Exercise task:
In the entries below, find the lines that contain the word "точки" and copy them.

Data extracted from a collection
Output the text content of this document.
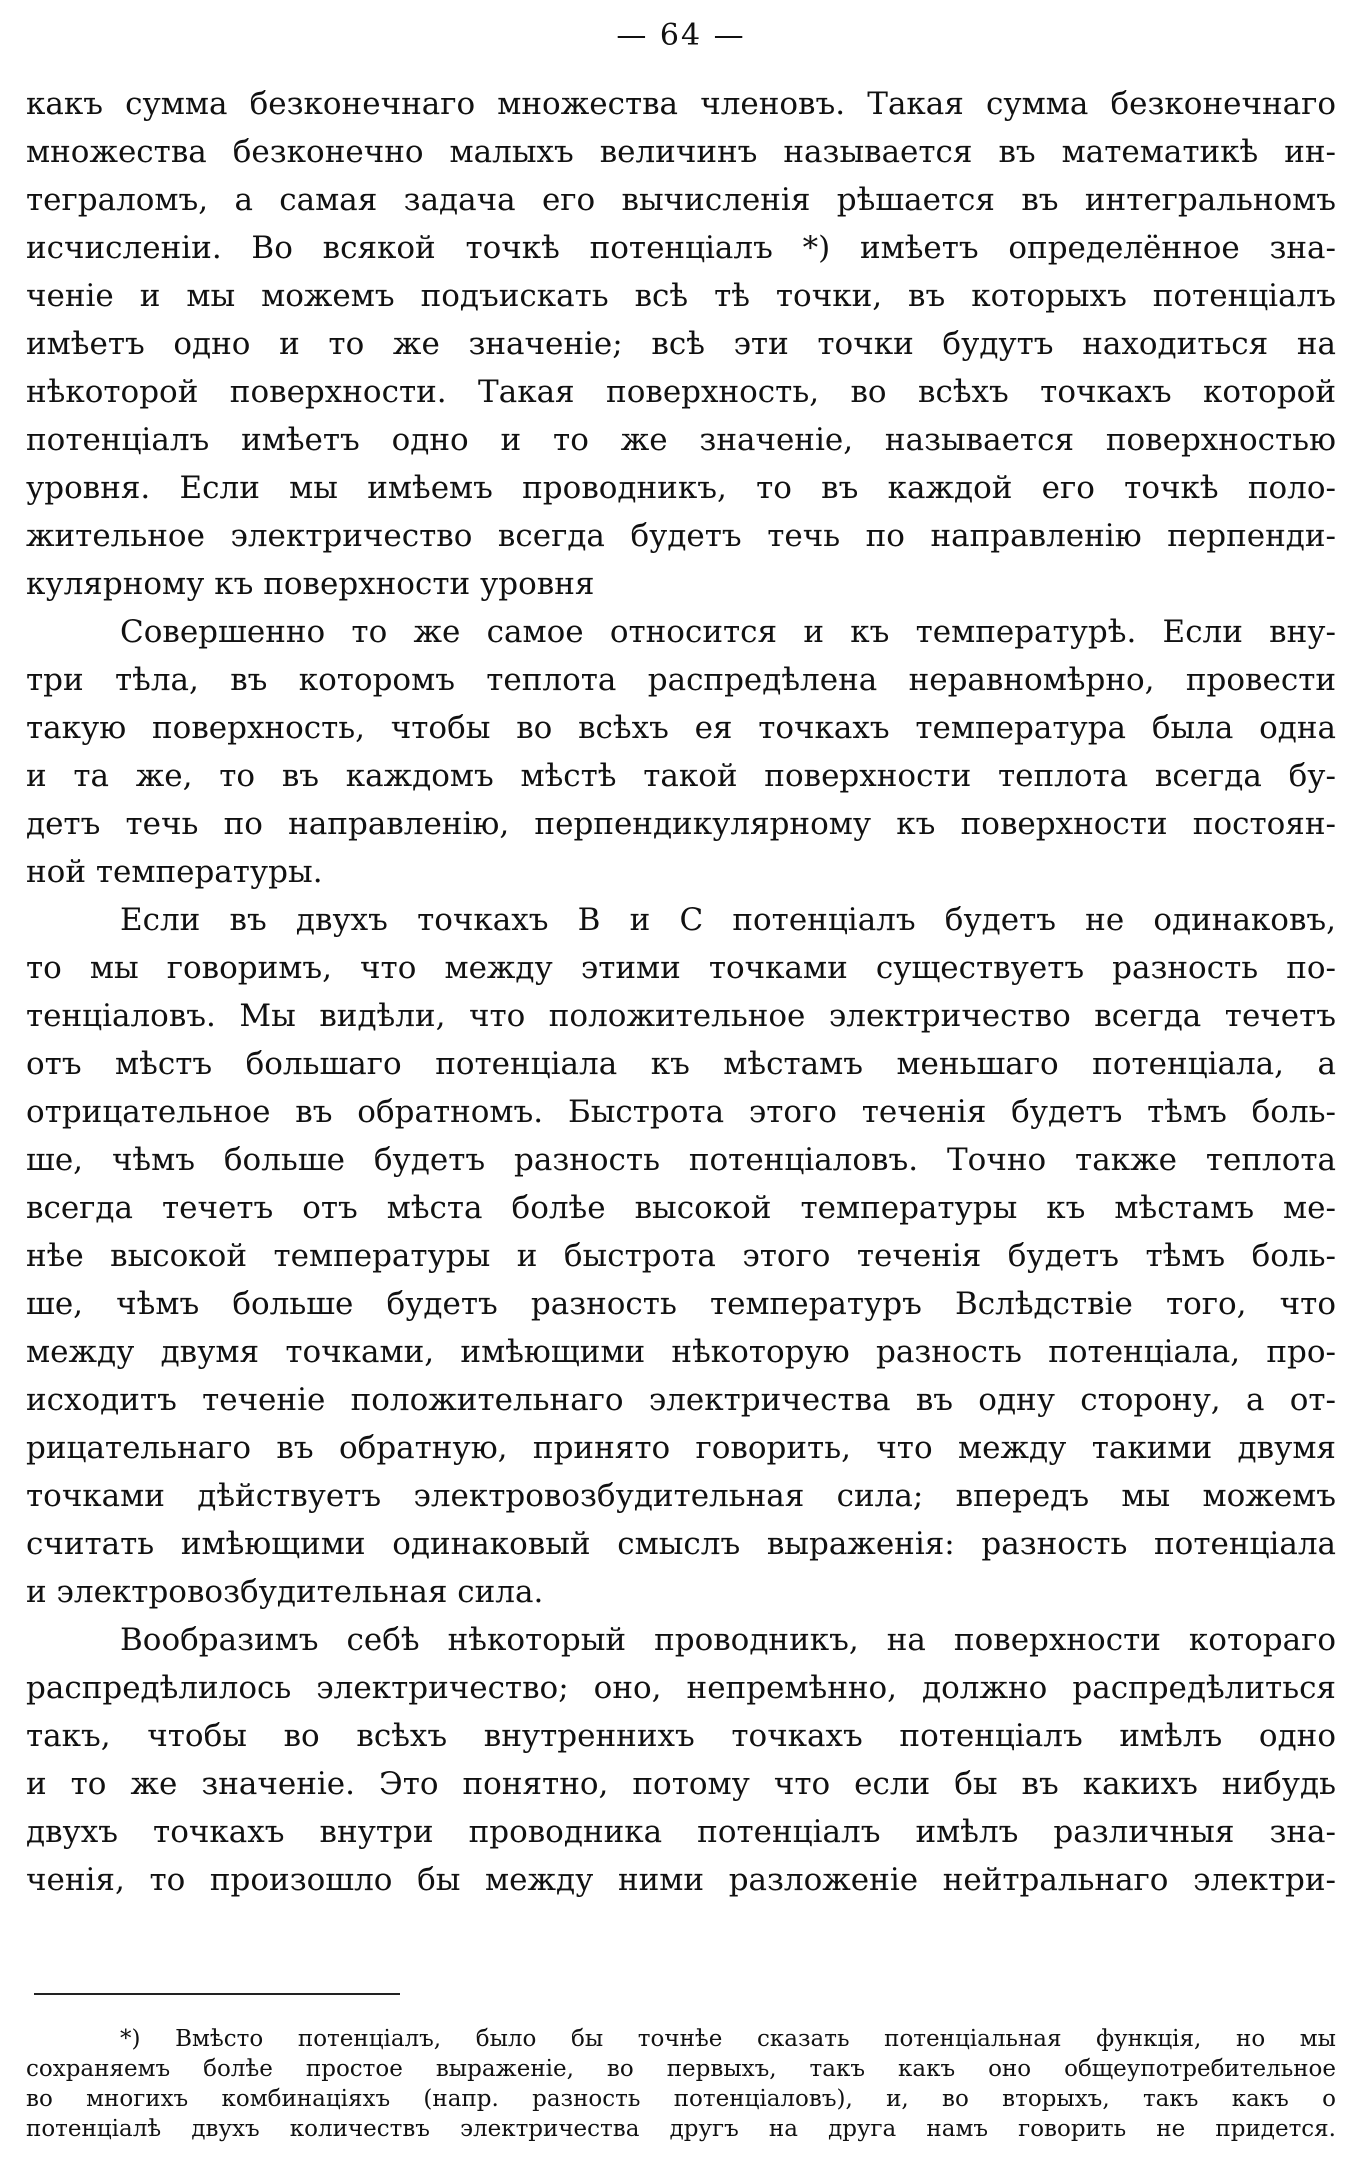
— 64 —
какъ сумма безконечнаго множества членовъ. Такая сумма безконечнаго
множества безконечно малыхъ величинъ называется въ математикѣ ин-
тегpaломъ, а самая задача его вычисленія рѣшается въ интегральномъ
исчисленіи. Во всякой точкѣ потенціалъ *) имѣетъ определённое зна-
ченіе и мы можемъ подъискать всѣ тѣ точки, въ которыхъ потенціалъ
имѣетъ одно и то же значеніе; всѣ эти точки будутъ находиться на
нѣкоторой поверхности. Такая поверхность, во всѣхъ точкахъ которой
потенціалъ имѣетъ одно и то же значеніе, называется поверхностью
уровня. Если мы имѣемъ проводникъ, то въ каждой его точкѣ поло-
жительное электричество всегда будетъ течь по направленію перпенди-
кулярному къ поверхности уровня
Совершенно то же самое относится и къ температурѣ. Если вну-
три тѣла, въ которомъ теплота распредѣлена неравномѣрно, провести
такую поверхность, чтобы во всѣхъ ея точкахъ температура была одна
и та же, то въ каждомъ мѣстѣ такой поверхности теплота всегда бу-
детъ течь по направленію, перпендикулярному къ поверхности постоян-
ной температуры.
Если въ двухъ точкахъ B и C потенціалъ будетъ не одинаковъ,
то мы говоримъ, что между этими точками существуетъ разность по-
тенціаловъ. Мы видѣли, что положительное электричество всегда течетъ
отъ мѣстъ большаго потенціала къ мѣстамъ меньшаго потенціала, а
отрицательное въ обратномъ. Быстрота этого теченія будетъ тѣмъ боль-
ше, чѣмъ больше будетъ разность потенціаловъ. Точно также теплота
всегда течетъ отъ мѣста болѣе высокой температуры къ мѣстамъ ме-
нѣе высокой температуры и быстрота этого теченія будетъ тѣмъ боль-
ше, чѣмъ больше будетъ разность температуръ Вслѣдствіе того, что
между двумя точками, имѣющими нѣкоторую разность потенціала, про-
исходитъ теченіе положительнаго электричества въ одну сторону, а от-
рицательнаго въ обратную, принято говорить, что между такими двумя
точками дѣйствуетъ электровозбудительная сила; впередъ мы можемъ
считать имѣющими одинаковый смыслъ выраженія: разность потенціала
и электровозбудительная сила.
Вообразимъ себѣ нѣкоторый проводникъ, на поверхности котораго
распредѣлилось электричество; оно, непремѣнно, должно распредѣлиться
такъ, чтобы во всѣхъ внутреннихъ точкахъ потенціалъ имѣлъ одно
и то же значеніе. Это понятно, потому что если бы въ какихъ нибудь
двухъ точкахъ внутри проводника потенціалъ имѣлъ различныя зна-
ченія, то произошло бы между ними разложеніе нейтральнаго электри-
*) Вмѣсто потенціалъ, было бы точнѣе сказать потенціальная функція, но мы
сохраняемъ болѣе простое выраженіе, во первыхъ, такъ какъ оно общеупотребительное
во многихъ комбинаціяхъ (напр. разность потенціаловъ), и, во вторыхъ, такъ какъ о
потенціалѣ двухъ количествъ электричества другъ на друга намъ говорить не придется.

Response to this exercise:
ченіе и мы можемъ подъискать всѣ тѣ точки, въ которыхъ потенціалъ
имѣетъ одно и то же значеніе; всѣ эти точки будутъ находиться на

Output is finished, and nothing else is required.